Listings of boxed layout items ▸
==============================

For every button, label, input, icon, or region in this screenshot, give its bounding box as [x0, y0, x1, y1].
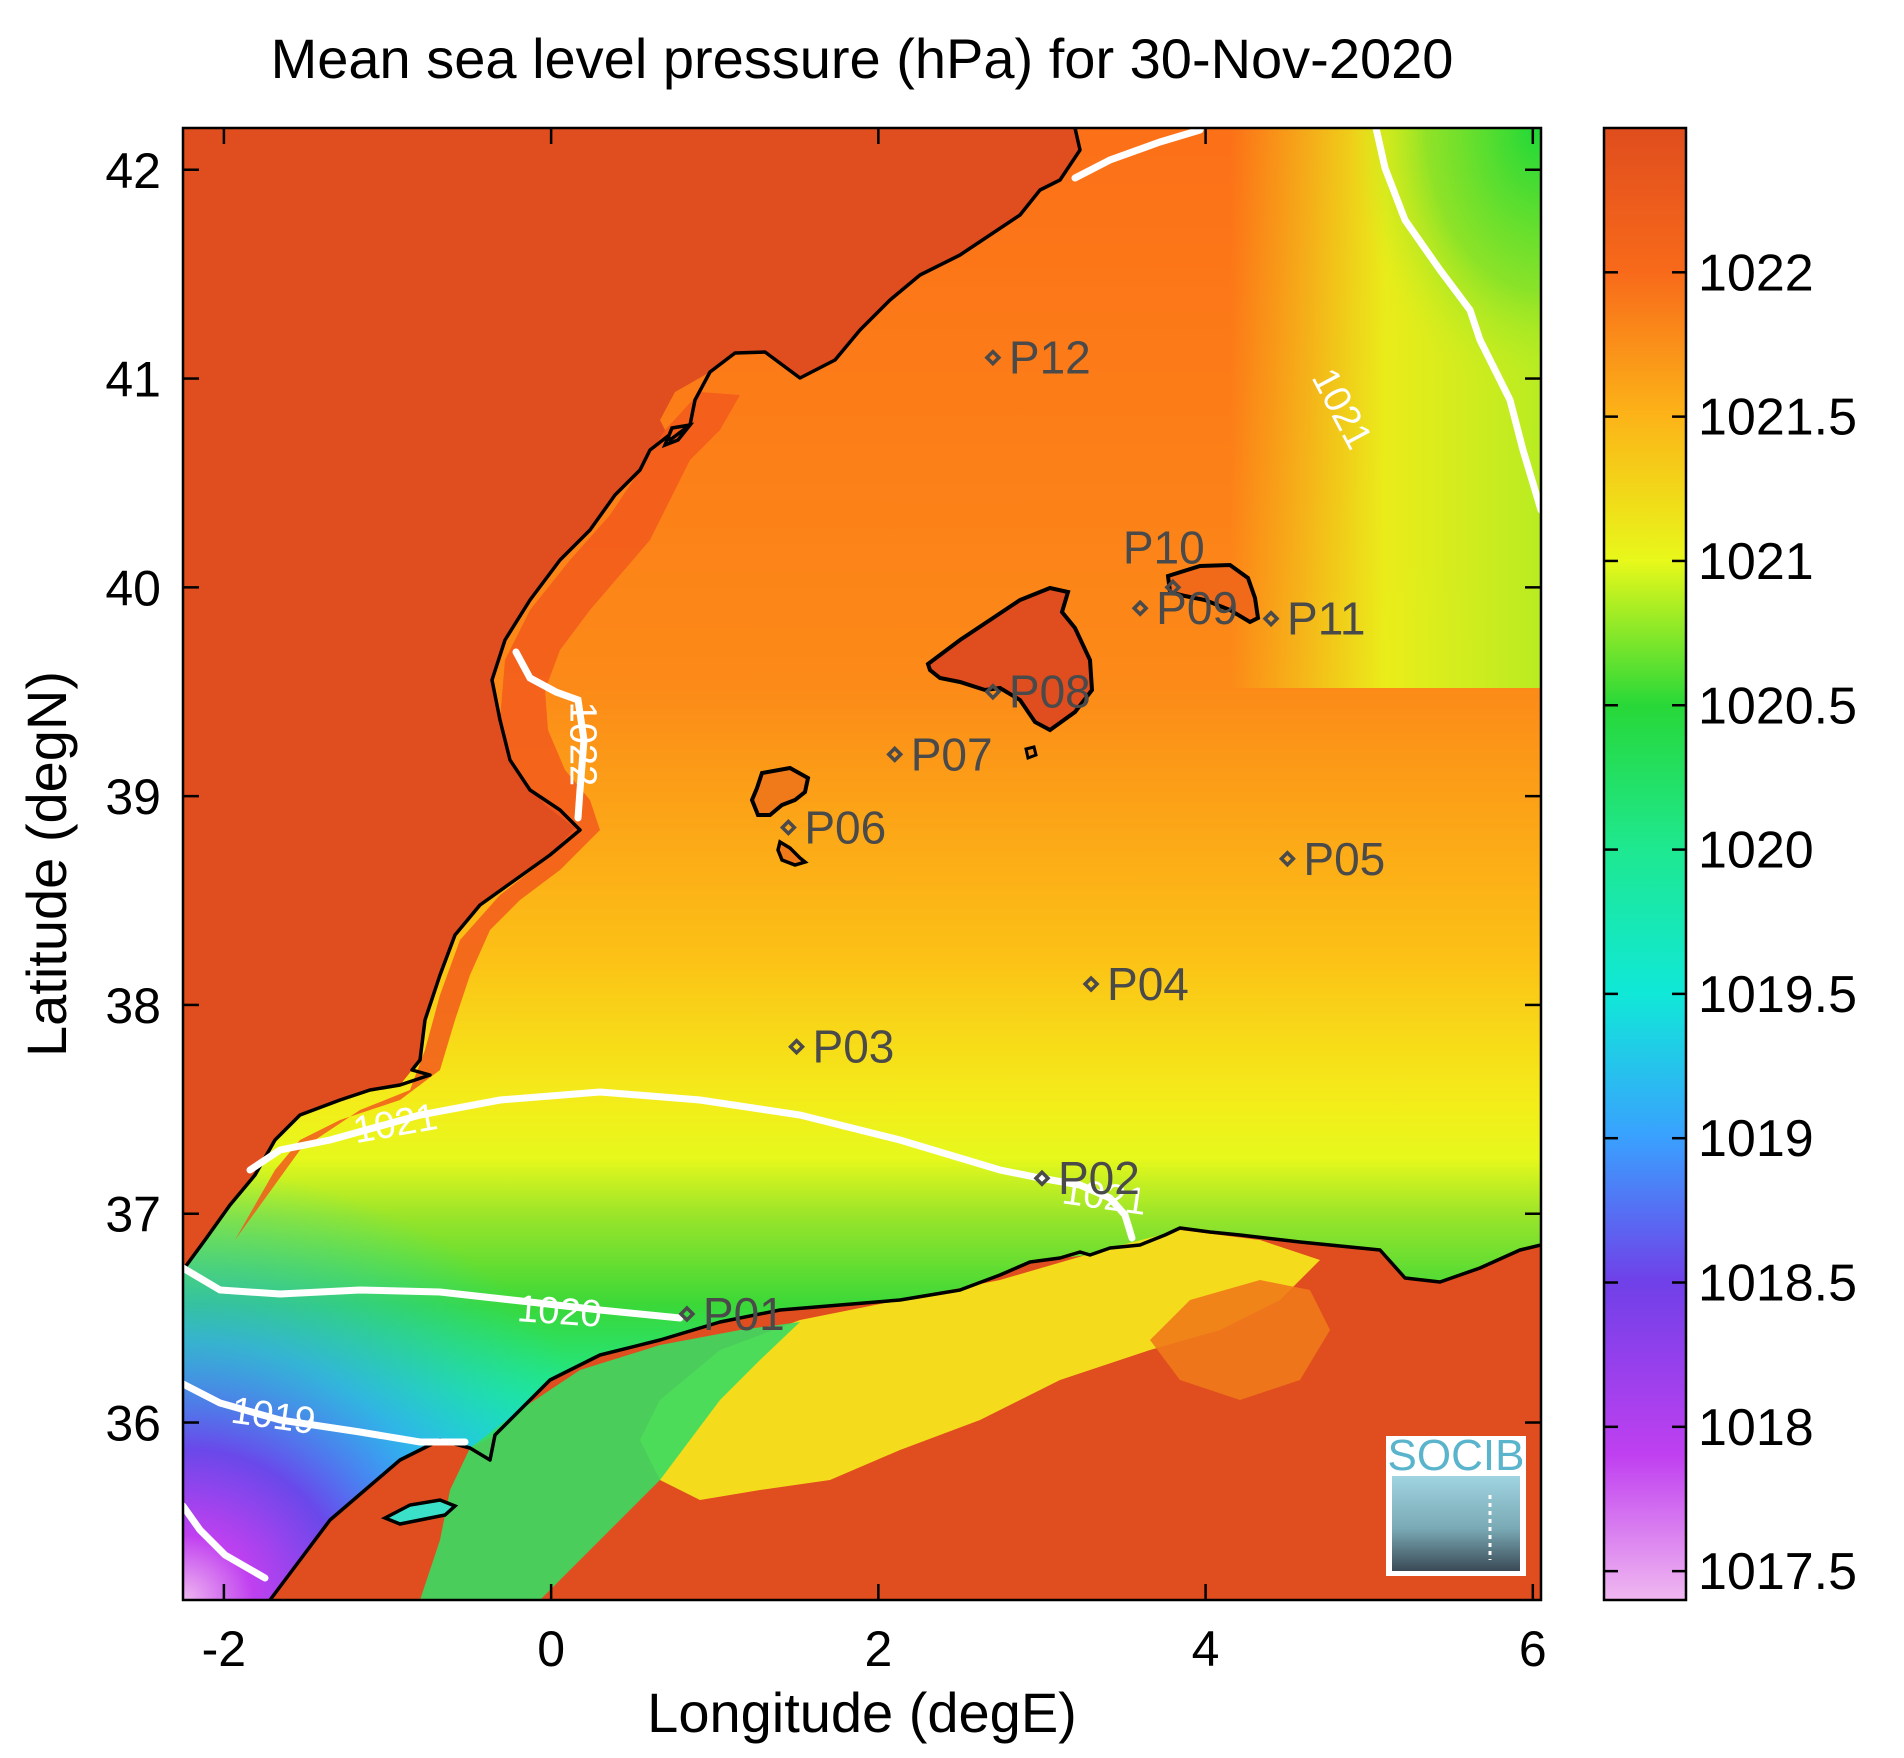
- isobar-1019: [183, 1380, 469, 1446]
- station-marker: [779, 818, 797, 836]
- station-label: P10: [1123, 521, 1205, 573]
- colorbar-tick-label: 1017.5: [1698, 1543, 1857, 1601]
- y-tick-label: 38: [105, 978, 161, 1034]
- coastline-delta: [661, 422, 695, 449]
- x-tick-label: 6: [1519, 1621, 1547, 1677]
- colorbar-tick-label: 1020: [1698, 822, 1814, 880]
- colorbar-tick-label: 1019: [1698, 1110, 1814, 1168]
- station-marker: [1278, 850, 1296, 868]
- colorbar-tick-label: 1018.5: [1698, 1255, 1857, 1313]
- colorbar-tick-label: 1020.5: [1698, 677, 1857, 735]
- x-tick-label: 2: [864, 1621, 892, 1677]
- plot-frame: [181, 126, 1543, 1602]
- logo-sea-image: [1392, 1476, 1520, 1571]
- africa-transition-orange: [1150, 1280, 1330, 1400]
- x-tick-label: -2: [202, 1621, 246, 1677]
- coastline-north-africa: [268, 1226, 1541, 1600]
- colorbar-tick-label: 1021: [1698, 533, 1814, 591]
- contour-label: 1020: [516, 1288, 603, 1336]
- station-label: P03: [813, 1021, 895, 1073]
- station-marker: [1082, 975, 1100, 993]
- colorbar-frame: [1602, 126, 1688, 1602]
- x-tick-label: 4: [1192, 1621, 1220, 1677]
- land-iberia: [183, 128, 1080, 1270]
- socib-logo: SOCIB: [1386, 1431, 1526, 1576]
- y-tick-label: 40: [105, 560, 161, 616]
- coastline-iberia: [183, 128, 1082, 1272]
- station-label: P04: [1107, 958, 1189, 1010]
- station-label: P12: [1009, 332, 1091, 384]
- station-label: P01: [703, 1288, 785, 1340]
- isobar-1021-northeast: [1372, 128, 1541, 514]
- y-axis: 36 37 38 39 40 41 42: [105, 143, 1541, 1452]
- land-ibiza: [749, 765, 811, 817]
- land-menorca: [1165, 562, 1261, 625]
- isobar-1022-north: [1071, 128, 1204, 182]
- station-marker: [1164, 578, 1182, 596]
- station-marker: [1262, 610, 1280, 628]
- station-marker: [1131, 599, 1149, 617]
- station-label: P06: [804, 801, 886, 853]
- colorbar: 1017.5 1018 1018.5 1019 1019.5 1020 1020.5 1021…: [1602, 126, 1857, 1602]
- logo-text: SOCIB: [1388, 1431, 1525, 1480]
- x-tick-label: 0: [537, 1621, 565, 1677]
- station-label: P05: [1303, 833, 1385, 885]
- station-marker: [788, 1038, 806, 1056]
- isobar-1020: [183, 1264, 684, 1322]
- land-cabrera: [1024, 745, 1038, 761]
- station-marker: [1033, 1169, 1051, 1187]
- station-label: P07: [911, 728, 993, 780]
- colorbar-tick-label: 1019.5: [1698, 966, 1857, 1024]
- y-tick-label: 41: [105, 352, 161, 408]
- isobars: [183, 128, 1541, 1582]
- station-marker: [984, 349, 1002, 367]
- isobar-1021-south: [246, 1088, 1136, 1242]
- station-marker: [886, 745, 904, 763]
- station-marker: [984, 683, 1002, 701]
- land-alboran: [380, 1498, 459, 1526]
- x-axis: -2 0 2 4 6: [202, 128, 1547, 1677]
- station-marker: [678, 1305, 696, 1323]
- chart-title: Mean sea level pressure (hPa) for 30-Nov…: [271, 27, 1454, 90]
- isobar-1018: [183, 1502, 269, 1582]
- land-mallorca: [925, 585, 1095, 733]
- y-tick-label: 42: [105, 143, 161, 199]
- x-axis-label: Longitude (degE): [647, 1681, 1077, 1744]
- colorbar-tick-label: 1022: [1698, 244, 1814, 302]
- colorbar-tick-label: 1021.5: [1698, 389, 1857, 447]
- y-axis-label: Latitude (degN): [15, 671, 78, 1057]
- africa-transition-green: [420, 1322, 800, 1600]
- station-label: P11: [1287, 593, 1365, 645]
- colorbar-tick-label: 1018: [1698, 1399, 1814, 1457]
- station-label: P02: [1058, 1152, 1140, 1204]
- ne-green-zone: [1330, 128, 1541, 428]
- africa-transition-yellow: [640, 1230, 1320, 1500]
- y-tick-label: 37: [105, 1187, 161, 1243]
- contour-label: 1022: [562, 702, 604, 787]
- y-tick-label: 36: [105, 1396, 161, 1452]
- land-formentera: [776, 839, 809, 867]
- station-label: P08: [1009, 666, 1091, 718]
- colorbar-gradient: [1604, 128, 1686, 1600]
- isobar-1022-west: [512, 648, 588, 822]
- y-tick-label: 39: [105, 769, 161, 825]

==============================

Task details ▸ Update the records by changing every "station-marker" to "station-point" and keeping everything else the same. Leave out the picture.

Output of the task ▸
For every button, label, input, icon, or region in this screenshot, give its bounding box as [x0, y0, x1, y1].
- isobar-1019: [183, 1380, 469, 1446]
- station-point: [779, 818, 797, 836]
- station-label: P10: [1123, 521, 1205, 573]
- colorbar-tick-label: 1017.5: [1698, 1543, 1857, 1601]
- y-tick-label: 38: [105, 978, 161, 1034]
- coastline-delta: [661, 422, 695, 449]
- x-tick-label: 6: [1519, 1621, 1547, 1677]
- colorbar-tick-label: 1020: [1698, 822, 1814, 880]
- colorbar-tick-label: 1019: [1698, 1110, 1814, 1168]
- station-point: [1278, 850, 1296, 868]
- colorbar-tick-label: 1018.5: [1698, 1255, 1857, 1313]
- colorbar-tick-label: 1020.5: [1698, 677, 1857, 735]
- x-tick-label: 2: [864, 1621, 892, 1677]
- plot-frame: [181, 126, 1543, 1602]
- logo-sea-image: [1392, 1476, 1520, 1571]
- africa-transition-orange: [1150, 1280, 1330, 1400]
- x-tick-label: -2: [202, 1621, 246, 1677]
- coastline-north-africa: [268, 1226, 1541, 1600]
- colorbar-tick-label: 1021: [1698, 533, 1814, 591]
- contour-label: 1020: [516, 1288, 603, 1336]
- station-label: P03: [813, 1021, 895, 1073]
- station-point: [1082, 975, 1100, 993]
- colorbar-frame: [1602, 126, 1688, 1602]
- x-tick-label: 4: [1192, 1621, 1220, 1677]
- land-iberia: [183, 128, 1080, 1270]
- socib-logo: SOCIB: [1386, 1431, 1526, 1576]
- y-tick-label: 40: [105, 560, 161, 616]
- coastline-iberia: [183, 128, 1082, 1272]
- station-label: P04: [1107, 958, 1189, 1010]
- station-label: P12: [1009, 332, 1091, 384]
- station-label: P01: [703, 1288, 785, 1340]
- isobar-1021-northeast: [1372, 128, 1541, 514]
- y-axis: 36 37 38 39 40 41 42: [105, 143, 1541, 1452]
- land-ibiza: [749, 765, 811, 817]
- land-menorca: [1165, 562, 1261, 625]
- isobar-1022-north: [1071, 128, 1204, 182]
- station-point: [1164, 578, 1182, 596]
- station-point: [1262, 610, 1280, 628]
- station-point: [1131, 599, 1149, 617]
- station-label: P06: [804, 801, 886, 853]
- colorbar: 1017.5 1018 1018.5 1019 1019.5 1020 1020.5 1021…: [1602, 126, 1857, 1602]
- logo-text: SOCIB: [1388, 1431, 1525, 1480]
- x-tick-label: 0: [537, 1621, 565, 1677]
- station-label: P05: [1303, 833, 1385, 885]
- station-point: [788, 1038, 806, 1056]
- isobar-1020: [183, 1264, 684, 1322]
- land-cabrera: [1024, 745, 1038, 761]
- station-point: [1033, 1169, 1051, 1187]
- station-label: P07: [911, 728, 993, 780]
- colorbar-tick-label: 1019.5: [1698, 966, 1857, 1024]
- y-tick-label: 41: [105, 352, 161, 408]
- isobars: [183, 128, 1541, 1582]
- station-point: [984, 349, 1002, 367]
- isobar-1021-south: [246, 1088, 1136, 1242]
- station-point: [886, 745, 904, 763]
- station-point: [984, 683, 1002, 701]
- land-alboran: [380, 1498, 459, 1526]
- x-axis: -2 0 2 4 6: [202, 128, 1547, 1677]
- station-point: [678, 1305, 696, 1323]
- chart-title: Mean sea level pressure (hPa) for 30-Nov…: [271, 27, 1454, 90]
- isobar-1018: [183, 1502, 269, 1582]
- land-mallorca: [925, 585, 1095, 733]
- y-tick-label: 42: [105, 143, 161, 199]
- x-axis-label: Longitude (degE): [647, 1681, 1077, 1744]
- colorbar-tick-label: 1022: [1698, 244, 1814, 302]
- colorbar-tick-label: 1021.5: [1698, 389, 1857, 447]
- y-axis-label: Latitude (degN): [15, 671, 78, 1057]
- africa-transition-green: [420, 1322, 800, 1600]
- station-label: P11: [1287, 593, 1365, 645]
- colorbar-tick-label: 1018: [1698, 1399, 1814, 1457]
- station-label: P02: [1058, 1152, 1140, 1204]
- ne-green-zone: [1330, 128, 1541, 428]
- africa-transition-yellow: [640, 1230, 1320, 1500]
- y-tick-label: 37: [105, 1187, 161, 1243]
- contour-label: 1022: [562, 702, 604, 787]
- y-tick-label: 36: [105, 1396, 161, 1452]
- land-formentera: [776, 839, 809, 867]
- station-label: P08: [1009, 666, 1091, 718]
- colorbar-gradient: [1604, 128, 1686, 1600]
- isobar-1022-west: [512, 648, 588, 822]
- y-tick-label: 39: [105, 769, 161, 825]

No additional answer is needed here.